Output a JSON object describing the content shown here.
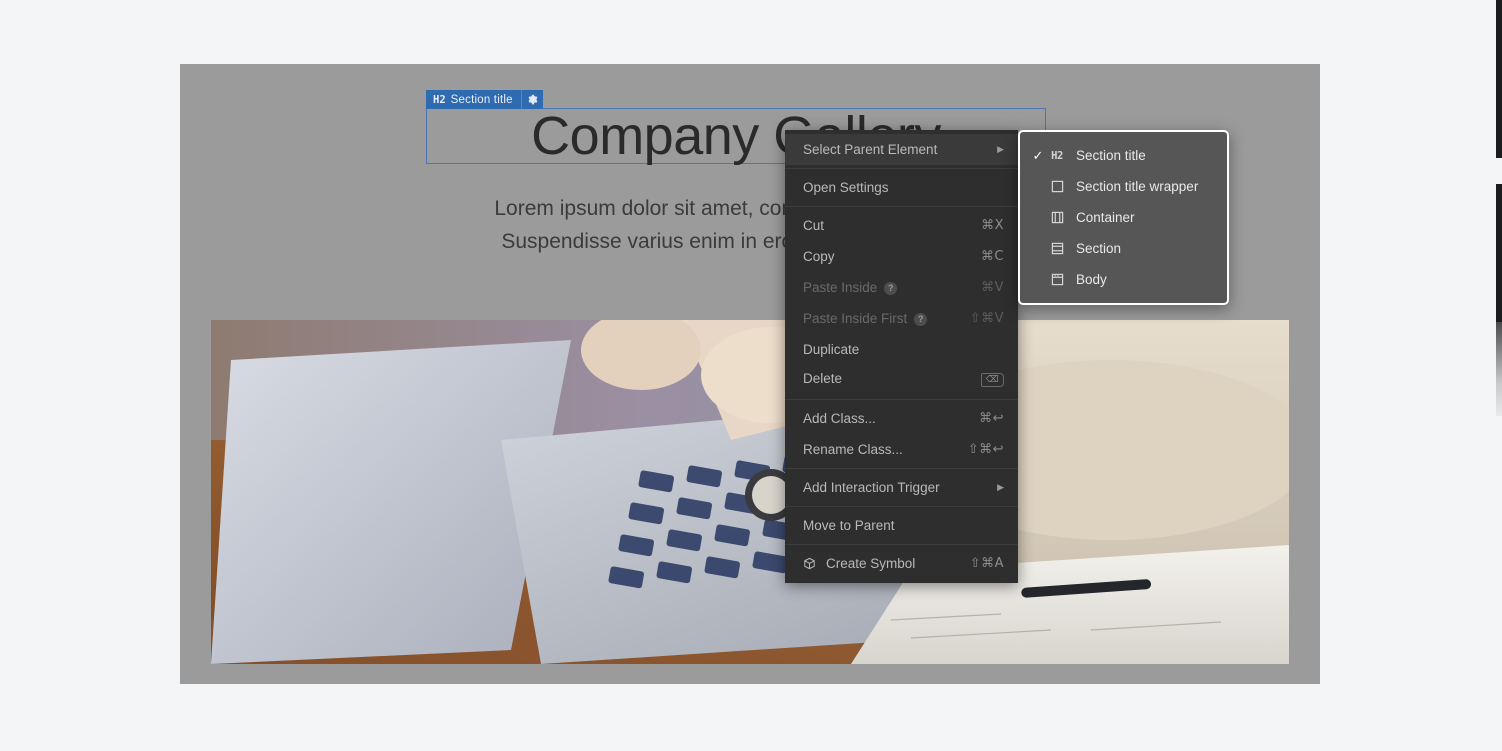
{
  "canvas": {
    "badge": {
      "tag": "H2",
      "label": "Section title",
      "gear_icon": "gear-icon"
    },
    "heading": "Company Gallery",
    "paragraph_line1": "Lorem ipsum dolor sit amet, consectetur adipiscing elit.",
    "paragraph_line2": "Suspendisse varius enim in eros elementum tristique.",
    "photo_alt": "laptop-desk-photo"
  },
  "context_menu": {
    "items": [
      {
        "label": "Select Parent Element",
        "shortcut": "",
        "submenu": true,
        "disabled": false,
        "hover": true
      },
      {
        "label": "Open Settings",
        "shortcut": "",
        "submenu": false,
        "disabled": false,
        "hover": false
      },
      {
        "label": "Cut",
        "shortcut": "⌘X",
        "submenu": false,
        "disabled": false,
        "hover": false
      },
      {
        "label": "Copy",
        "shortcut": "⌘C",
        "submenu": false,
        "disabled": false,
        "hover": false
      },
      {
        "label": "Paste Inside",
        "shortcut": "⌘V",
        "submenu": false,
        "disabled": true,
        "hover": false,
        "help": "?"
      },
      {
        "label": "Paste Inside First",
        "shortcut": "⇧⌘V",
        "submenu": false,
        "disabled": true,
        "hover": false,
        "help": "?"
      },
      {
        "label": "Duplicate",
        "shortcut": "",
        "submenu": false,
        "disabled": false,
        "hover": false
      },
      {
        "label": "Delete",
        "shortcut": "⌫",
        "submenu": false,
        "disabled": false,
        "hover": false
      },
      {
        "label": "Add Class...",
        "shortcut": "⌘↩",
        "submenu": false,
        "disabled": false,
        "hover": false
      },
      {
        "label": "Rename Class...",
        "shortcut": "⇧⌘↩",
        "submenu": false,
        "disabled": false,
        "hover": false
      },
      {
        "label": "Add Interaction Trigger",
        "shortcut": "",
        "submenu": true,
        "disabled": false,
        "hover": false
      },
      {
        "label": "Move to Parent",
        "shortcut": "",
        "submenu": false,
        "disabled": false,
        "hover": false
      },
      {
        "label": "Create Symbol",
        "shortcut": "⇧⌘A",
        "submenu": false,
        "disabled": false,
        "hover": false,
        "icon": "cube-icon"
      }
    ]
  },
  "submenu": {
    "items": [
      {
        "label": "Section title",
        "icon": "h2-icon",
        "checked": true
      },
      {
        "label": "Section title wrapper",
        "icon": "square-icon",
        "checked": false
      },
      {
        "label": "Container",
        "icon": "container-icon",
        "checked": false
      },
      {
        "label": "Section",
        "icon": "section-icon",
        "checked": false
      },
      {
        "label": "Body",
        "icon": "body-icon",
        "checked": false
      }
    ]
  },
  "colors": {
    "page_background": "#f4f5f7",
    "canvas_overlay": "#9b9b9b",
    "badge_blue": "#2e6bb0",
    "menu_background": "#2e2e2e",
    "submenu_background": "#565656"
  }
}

◆ ◆ ◆ ◆ ◆ ◆ ◆

TASK DESCRIPTION: Tally up the lines in the preceding listing that contain the string "title". Respond with the number and nothing else.

OUTPUT FOR THIS TASK: 3